[The exercise] Reproduce every record below exactly as written, leaving out any pictures.
=-=-=-=-=
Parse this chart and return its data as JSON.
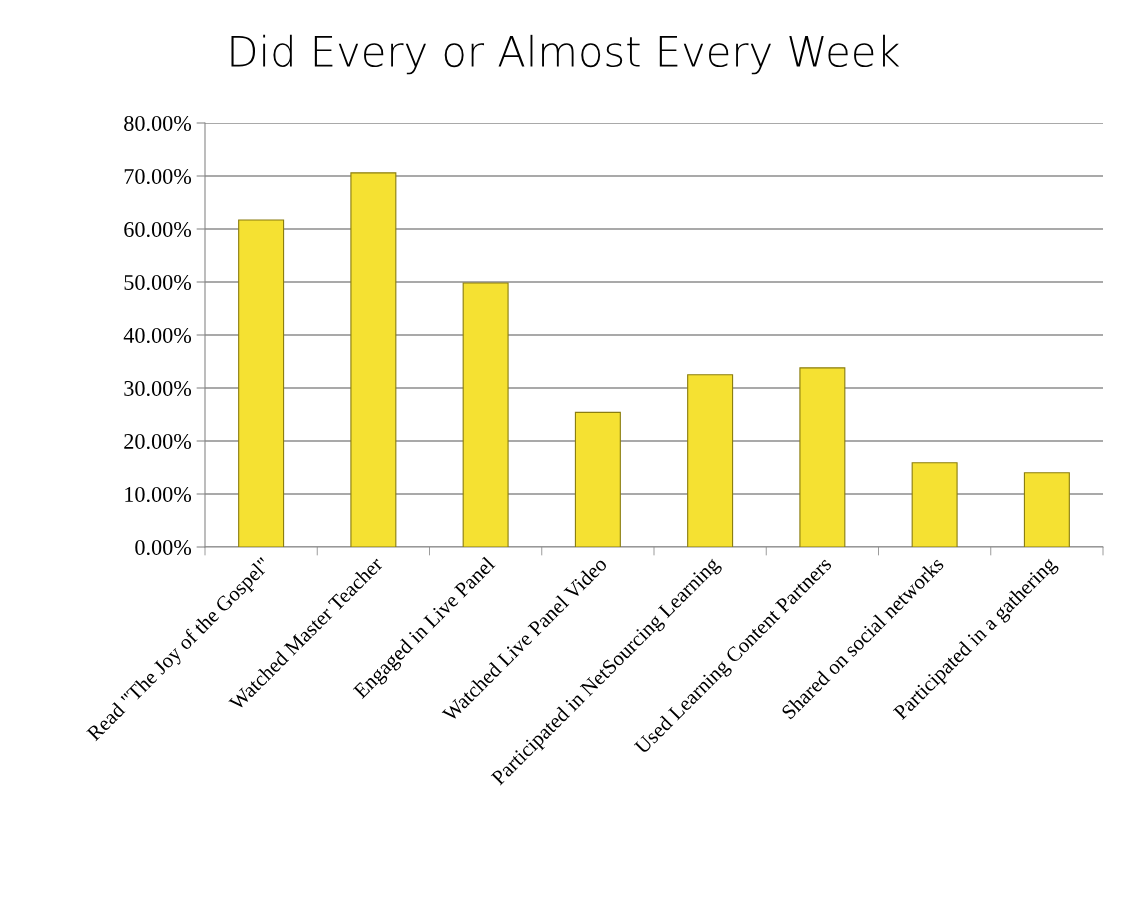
{
  "chart_data": {
    "type": "bar",
    "title": "Did Every or Almost Every Week",
    "categories": [
      "Read \"The Joy of the Gospel\"",
      "Watched Master Teacher",
      "Engaged in Live Panel",
      "Watched Live Panel Video",
      "Participated in NetSourcing Learning",
      "Used Learning Content Partners",
      "Shared on social networks",
      "Participated in a gathering"
    ],
    "values": [
      61.7,
      70.6,
      49.8,
      25.4,
      32.5,
      33.8,
      15.9,
      14.0
    ],
    "color": "#f5e132",
    "ylim": [
      0,
      80
    ],
    "yticks": [
      {
        "value": 0,
        "label": "0.00%"
      },
      {
        "value": 10,
        "label": "10.00%"
      },
      {
        "value": 20,
        "label": "20.00%"
      },
      {
        "value": 30,
        "label": "30.00%"
      },
      {
        "value": 40,
        "label": "40.00%"
      },
      {
        "value": 50,
        "label": "50.00%"
      },
      {
        "value": 60,
        "label": "60.00%"
      },
      {
        "value": 70,
        "label": "70.00%"
      },
      {
        "value": 80,
        "label": "80.00%"
      }
    ],
    "grid": "y"
  }
}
=-=-=-=-=
[Reply to the task]
Parse this chart and return its data as JSON.
{
  "chart_data": {
    "type": "bar",
    "title": "Did Every or Almost Every Week",
    "categories": [
      "Read \"The Joy of the Gospel\"",
      "Watched Master Teacher",
      "Engaged in Live Panel",
      "Watched Live Panel Video",
      "Participated in NetSourcing Learning",
      "Used Learning Content Partners",
      "Shared on social networks",
      "Participated in a gathering"
    ],
    "values": [
      61.7,
      70.6,
      49.8,
      25.4,
      32.5,
      33.8,
      15.9,
      14.0
    ],
    "color": "#f5e132",
    "ylim": [
      0,
      80
    ],
    "yticks": [
      {
        "value": 0,
        "label": "0.00%"
      },
      {
        "value": 10,
        "label": "10.00%"
      },
      {
        "value": 20,
        "label": "20.00%"
      },
      {
        "value": 30,
        "label": "30.00%"
      },
      {
        "value": 40,
        "label": "40.00%"
      },
      {
        "value": 50,
        "label": "50.00%"
      },
      {
        "value": 60,
        "label": "60.00%"
      },
      {
        "value": 70,
        "label": "70.00%"
      },
      {
        "value": 80,
        "label": "80.00%"
      }
    ],
    "grid": "y"
  }
}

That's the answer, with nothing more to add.